Start

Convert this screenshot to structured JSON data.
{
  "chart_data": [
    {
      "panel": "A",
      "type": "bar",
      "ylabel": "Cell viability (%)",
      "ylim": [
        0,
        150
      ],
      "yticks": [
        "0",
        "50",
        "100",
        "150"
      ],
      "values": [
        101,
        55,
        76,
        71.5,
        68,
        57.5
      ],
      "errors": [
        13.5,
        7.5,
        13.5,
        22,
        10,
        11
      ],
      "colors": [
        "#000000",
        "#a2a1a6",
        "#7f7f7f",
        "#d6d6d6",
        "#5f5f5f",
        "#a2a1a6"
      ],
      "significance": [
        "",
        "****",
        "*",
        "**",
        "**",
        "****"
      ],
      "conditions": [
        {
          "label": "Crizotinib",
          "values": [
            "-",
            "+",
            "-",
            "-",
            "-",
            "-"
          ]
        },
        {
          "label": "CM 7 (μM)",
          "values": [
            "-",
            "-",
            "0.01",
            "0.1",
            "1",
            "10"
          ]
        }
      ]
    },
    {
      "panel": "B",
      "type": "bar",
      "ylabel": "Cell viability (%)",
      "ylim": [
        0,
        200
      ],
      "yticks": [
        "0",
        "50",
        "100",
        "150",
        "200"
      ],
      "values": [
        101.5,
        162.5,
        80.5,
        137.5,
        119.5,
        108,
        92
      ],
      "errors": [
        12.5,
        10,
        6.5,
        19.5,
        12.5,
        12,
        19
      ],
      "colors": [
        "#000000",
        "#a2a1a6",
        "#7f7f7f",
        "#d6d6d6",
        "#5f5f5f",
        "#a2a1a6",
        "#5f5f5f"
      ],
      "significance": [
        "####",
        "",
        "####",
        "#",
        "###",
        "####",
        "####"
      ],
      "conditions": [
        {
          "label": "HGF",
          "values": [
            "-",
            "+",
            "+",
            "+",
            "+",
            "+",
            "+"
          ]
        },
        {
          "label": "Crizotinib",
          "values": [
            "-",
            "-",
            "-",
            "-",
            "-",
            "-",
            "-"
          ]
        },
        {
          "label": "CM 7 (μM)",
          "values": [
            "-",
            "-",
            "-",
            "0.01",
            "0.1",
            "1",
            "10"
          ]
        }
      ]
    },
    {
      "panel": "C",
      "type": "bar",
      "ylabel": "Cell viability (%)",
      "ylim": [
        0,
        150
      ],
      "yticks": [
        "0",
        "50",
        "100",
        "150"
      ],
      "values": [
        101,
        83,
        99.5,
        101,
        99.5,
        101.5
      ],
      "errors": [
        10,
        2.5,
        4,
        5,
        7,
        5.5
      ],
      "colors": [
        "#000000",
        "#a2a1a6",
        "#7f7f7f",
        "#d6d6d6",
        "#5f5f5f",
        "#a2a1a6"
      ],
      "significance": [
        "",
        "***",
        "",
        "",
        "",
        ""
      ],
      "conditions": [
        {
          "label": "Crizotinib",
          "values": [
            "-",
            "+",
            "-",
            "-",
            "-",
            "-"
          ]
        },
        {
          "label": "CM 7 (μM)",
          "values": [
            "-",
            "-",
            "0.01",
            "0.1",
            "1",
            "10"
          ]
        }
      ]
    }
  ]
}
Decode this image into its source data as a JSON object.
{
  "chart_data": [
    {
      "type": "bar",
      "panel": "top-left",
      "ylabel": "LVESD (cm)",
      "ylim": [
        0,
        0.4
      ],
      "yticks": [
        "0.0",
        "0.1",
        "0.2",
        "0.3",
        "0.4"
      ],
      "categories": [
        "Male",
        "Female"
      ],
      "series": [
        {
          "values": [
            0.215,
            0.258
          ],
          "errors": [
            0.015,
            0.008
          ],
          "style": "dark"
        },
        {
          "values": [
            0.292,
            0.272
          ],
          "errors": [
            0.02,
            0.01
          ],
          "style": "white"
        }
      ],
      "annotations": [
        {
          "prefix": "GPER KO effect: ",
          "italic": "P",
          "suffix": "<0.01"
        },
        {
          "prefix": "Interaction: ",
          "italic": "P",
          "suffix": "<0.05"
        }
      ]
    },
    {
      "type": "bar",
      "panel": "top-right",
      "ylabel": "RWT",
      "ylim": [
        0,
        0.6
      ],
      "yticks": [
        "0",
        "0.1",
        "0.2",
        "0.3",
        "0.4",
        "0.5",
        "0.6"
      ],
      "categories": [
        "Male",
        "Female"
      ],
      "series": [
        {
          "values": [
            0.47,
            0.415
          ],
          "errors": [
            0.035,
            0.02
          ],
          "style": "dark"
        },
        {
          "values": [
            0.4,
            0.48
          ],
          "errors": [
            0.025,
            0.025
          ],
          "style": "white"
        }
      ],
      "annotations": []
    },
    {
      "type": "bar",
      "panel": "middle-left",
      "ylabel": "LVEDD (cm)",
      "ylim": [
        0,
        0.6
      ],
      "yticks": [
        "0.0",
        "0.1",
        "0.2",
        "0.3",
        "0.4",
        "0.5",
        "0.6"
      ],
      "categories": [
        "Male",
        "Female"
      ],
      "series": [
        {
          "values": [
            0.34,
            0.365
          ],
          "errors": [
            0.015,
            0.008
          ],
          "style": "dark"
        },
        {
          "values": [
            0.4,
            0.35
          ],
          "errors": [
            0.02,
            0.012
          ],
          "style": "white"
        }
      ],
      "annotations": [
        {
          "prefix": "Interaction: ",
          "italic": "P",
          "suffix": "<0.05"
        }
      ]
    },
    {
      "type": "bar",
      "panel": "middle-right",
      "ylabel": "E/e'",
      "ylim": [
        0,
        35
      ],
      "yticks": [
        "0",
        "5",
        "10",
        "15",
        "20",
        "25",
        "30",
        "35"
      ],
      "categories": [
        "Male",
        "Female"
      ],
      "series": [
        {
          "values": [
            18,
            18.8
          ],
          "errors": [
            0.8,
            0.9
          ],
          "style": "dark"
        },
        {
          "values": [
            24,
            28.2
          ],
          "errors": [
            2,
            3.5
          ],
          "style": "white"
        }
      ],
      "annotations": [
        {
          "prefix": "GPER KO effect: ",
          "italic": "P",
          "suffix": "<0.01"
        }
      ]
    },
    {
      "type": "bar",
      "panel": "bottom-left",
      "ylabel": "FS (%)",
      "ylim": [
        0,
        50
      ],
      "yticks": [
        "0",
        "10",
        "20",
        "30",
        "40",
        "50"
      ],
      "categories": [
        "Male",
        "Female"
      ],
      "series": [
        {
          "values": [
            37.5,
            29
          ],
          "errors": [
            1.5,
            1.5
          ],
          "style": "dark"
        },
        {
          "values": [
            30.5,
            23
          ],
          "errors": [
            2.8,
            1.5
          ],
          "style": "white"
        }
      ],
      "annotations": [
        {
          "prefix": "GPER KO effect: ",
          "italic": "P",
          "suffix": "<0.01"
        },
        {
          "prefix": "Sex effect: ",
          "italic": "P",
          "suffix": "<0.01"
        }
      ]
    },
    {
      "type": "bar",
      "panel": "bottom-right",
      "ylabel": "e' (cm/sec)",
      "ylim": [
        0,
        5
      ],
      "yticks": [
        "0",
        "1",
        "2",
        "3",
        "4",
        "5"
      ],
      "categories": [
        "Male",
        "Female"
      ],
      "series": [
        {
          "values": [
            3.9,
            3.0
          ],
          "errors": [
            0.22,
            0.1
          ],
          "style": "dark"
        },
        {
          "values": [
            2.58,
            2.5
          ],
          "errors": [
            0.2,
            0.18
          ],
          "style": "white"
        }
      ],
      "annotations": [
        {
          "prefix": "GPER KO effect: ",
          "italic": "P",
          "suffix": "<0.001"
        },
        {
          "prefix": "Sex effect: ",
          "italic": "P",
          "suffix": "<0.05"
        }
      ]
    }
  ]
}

End

= GIVEN TASK =
Take the lines above and retype all of them exactly.

= OUTPUT BELOW =
Convert this screenshot to structured JSON data.
{
  "chart_data": [
    {
      "panel": "A",
      "type": "bar",
      "ylabel": "Cell viability (%)",
      "ylim": [
        0,
        150
      ],
      "yticks": [
        "0",
        "50",
        "100",
        "150"
      ],
      "values": [
        101,
        55,
        76,
        71.5,
        68,
        57.5
      ],
      "errors": [
        13.5,
        7.5,
        13.5,
        22,
        10,
        11
      ],
      "colors": [
        "#000000",
        "#a2a1a6",
        "#7f7f7f",
        "#d6d6d6",
        "#5f5f5f",
        "#a2a1a6"
      ],
      "significance": [
        "",
        "****",
        "*",
        "**",
        "**",
        "****"
      ],
      "conditions": [
        {
          "label": "Crizotinib",
          "values": [
            "-",
            "+",
            "-",
            "-",
            "-",
            "-"
          ]
        },
        {
          "label": "CM 7 (μM)",
          "values": [
            "-",
            "-",
            "0.01",
            "0.1",
            "1",
            "10"
          ]
        }
      ]
    },
    {
      "panel": "B",
      "type": "bar",
      "ylabel": "Cell viability (%)",
      "ylim": [
        0,
        200
      ],
      "yticks": [
        "0",
        "50",
        "100",
        "150",
        "200"
      ],
      "values": [
        101.5,
        162.5,
        80.5,
        137.5,
        119.5,
        108,
        92
      ],
      "errors": [
        12.5,
        10,
        6.5,
        19.5,
        12.5,
        12,
        19
      ],
      "colors": [
        "#000000",
        "#a2a1a6",
        "#7f7f7f",
        "#d6d6d6",
        "#5f5f5f",
        "#a2a1a6",
        "#5f5f5f"
      ],
      "significance": [
        "####",
        "",
        "####",
        "#",
        "###",
        "####",
        "####"
      ],
      "conditions": [
        {
          "label": "HGF",
          "values": [
            "-",
            "+",
            "+",
            "+",
            "+",
            "+",
            "+"
          ]
        },
        {
          "label": "Crizotinib",
          "values": [
            "-",
            "-",
            "-",
            "-",
            "-",
            "-",
            "-"
          ]
        },
        {
          "label": "CM 7 (μM)",
          "values": [
            "-",
            "-",
            "-",
            "0.01",
            "0.1",
            "1",
            "10"
          ]
        }
      ]
    },
    {
      "panel": "C",
      "type": "bar",
      "ylabel": "Cell viability (%)",
      "ylim": [
        0,
        150
      ],
      "yticks": [
        "0",
        "50",
        "100",
        "150"
      ],
      "values": [
        101,
        83,
        99.5,
        101,
        99.5,
        101.5
      ],
      "errors": [
        10,
        2.5,
        4,
        5,
        7,
        5.5
      ],
      "colors": [
        "#000000",
        "#a2a1a6",
        "#7f7f7f",
        "#d6d6d6",
        "#5f5f5f",
        "#a2a1a6"
      ],
      "significance": [
        "",
        "***",
        "",
        "",
        "",
        ""
      ],
      "conditions": [
        {
          "label": "Crizotinib",
          "values": [
            "-",
            "+",
            "-",
            "-",
            "-",
            "-"
          ]
        },
        {
          "label": "CM 7 (μM)",
          "values": [
            "-",
            "-",
            "0.01",
            "0.1",
            "1",
            "10"
          ]
        }
      ]
    }
  ]
}
Decode this image into its source data as a JSON object.
{
  "chart_data": [
    {
      "type": "bar",
      "panel": "top-left",
      "ylabel": "LVESD (cm)",
      "ylim": [
        0,
        0.4
      ],
      "yticks": [
        "0.0",
        "0.1",
        "0.2",
        "0.3",
        "0.4"
      ],
      "categories": [
        "Male",
        "Female"
      ],
      "series": [
        {
          "values": [
            0.215,
            0.258
          ],
          "errors": [
            0.015,
            0.008
          ],
          "style": "dark"
        },
        {
          "values": [
            0.292,
            0.272
          ],
          "errors": [
            0.02,
            0.01
          ],
          "style": "white"
        }
      ],
      "annotations": [
        {
          "prefix": "GPER KO effect: ",
          "italic": "P",
          "suffix": "<0.01"
        },
        {
          "prefix": "Interaction: ",
          "italic": "P",
          "suffix": "<0.05"
        }
      ]
    },
    {
      "type": "bar",
      "panel": "top-right",
      "ylabel": "RWT",
      "ylim": [
        0,
        0.6
      ],
      "yticks": [
        "0",
        "0.1",
        "0.2",
        "0.3",
        "0.4",
        "0.5",
        "0.6"
      ],
      "categories": [
        "Male",
        "Female"
      ],
      "series": [
        {
          "values": [
            0.47,
            0.415
          ],
          "errors": [
            0.035,
            0.02
          ],
          "style": "dark"
        },
        {
          "values": [
            0.4,
            0.48
          ],
          "errors": [
            0.025,
            0.025
          ],
          "style": "white"
        }
      ],
      "annotations": []
    },
    {
      "type": "bar",
      "panel": "middle-left",
      "ylabel": "LVEDD (cm)",
      "ylim": [
        0,
        0.6
      ],
      "yticks": [
        "0.0",
        "0.1",
        "0.2",
        "0.3",
        "0.4",
        "0.5",
        "0.6"
      ],
      "categories": [
        "Male",
        "Female"
      ],
      "series": [
        {
          "values": [
            0.34,
            0.365
          ],
          "errors": [
            0.015,
            0.008
          ],
          "style": "dark"
        },
        {
          "values": [
            0.4,
            0.35
          ],
          "errors": [
            0.02,
            0.012
          ],
          "style": "white"
        }
      ],
      "annotations": [
        {
          "prefix": "Interaction: ",
          "italic": "P",
          "suffix": "<0.05"
        }
      ]
    },
    {
      "type": "bar",
      "panel": "middle-right",
      "ylabel": "E/e'",
      "ylim": [
        0,
        35
      ],
      "yticks": [
        "0",
        "5",
        "10",
        "15",
        "20",
        "25",
        "30",
        "35"
      ],
      "categories": [
        "Male",
        "Female"
      ],
      "series": [
        {
          "values": [
            18,
            18.8
          ],
          "errors": [
            0.8,
            0.9
          ],
          "style": "dark"
        },
        {
          "values": [
            24,
            28.2
          ],
          "errors": [
            2,
            3.5
          ],
          "style": "white"
        }
      ],
      "annotations": [
        {
          "prefix": "GPER KO effect: ",
          "italic": "P",
          "suffix": "<0.01"
        }
      ]
    },
    {
      "type": "bar",
      "panel": "bottom-left",
      "ylabel": "FS (%)",
      "ylim": [
        0,
        50
      ],
      "yticks": [
        "0",
        "10",
        "20",
        "30",
        "40",
        "50"
      ],
      "categories": [
        "Male",
        "Female"
      ],
      "series": [
        {
          "values": [
            37.5,
            29
          ],
          "errors": [
            1.5,
            1.5
          ],
          "style": "dark"
        },
        {
          "values": [
            30.5,
            23
          ],
          "errors": [
            2.8,
            1.5
          ],
          "style": "white"
        }
      ],
      "annotations": [
        {
          "prefix": "GPER KO effect: ",
          "italic": "P",
          "suffix": "<0.01"
        },
        {
          "prefix": "Sex effect: ",
          "italic": "P",
          "suffix": "<0.01"
        }
      ]
    },
    {
      "type": "bar",
      "panel": "bottom-right",
      "ylabel": "e' (cm/sec)",
      "ylim": [
        0,
        5
      ],
      "yticks": [
        "0",
        "1",
        "2",
        "3",
        "4",
        "5"
      ],
      "categories": [
        "Male",
        "Female"
      ],
      "series": [
        {
          "values": [
            3.9,
            3.0
          ],
          "errors": [
            0.22,
            0.1
          ],
          "style": "dark"
        },
        {
          "values": [
            2.58,
            2.5
          ],
          "errors": [
            0.2,
            0.18
          ],
          "style": "white"
        }
      ],
      "annotations": [
        {
          "prefix": "GPER KO effect: ",
          "italic": "P",
          "suffix": "<0.001"
        },
        {
          "prefix": "Sex effect: ",
          "italic": "P",
          "suffix": "<0.05"
        }
      ]
    }
  ]
}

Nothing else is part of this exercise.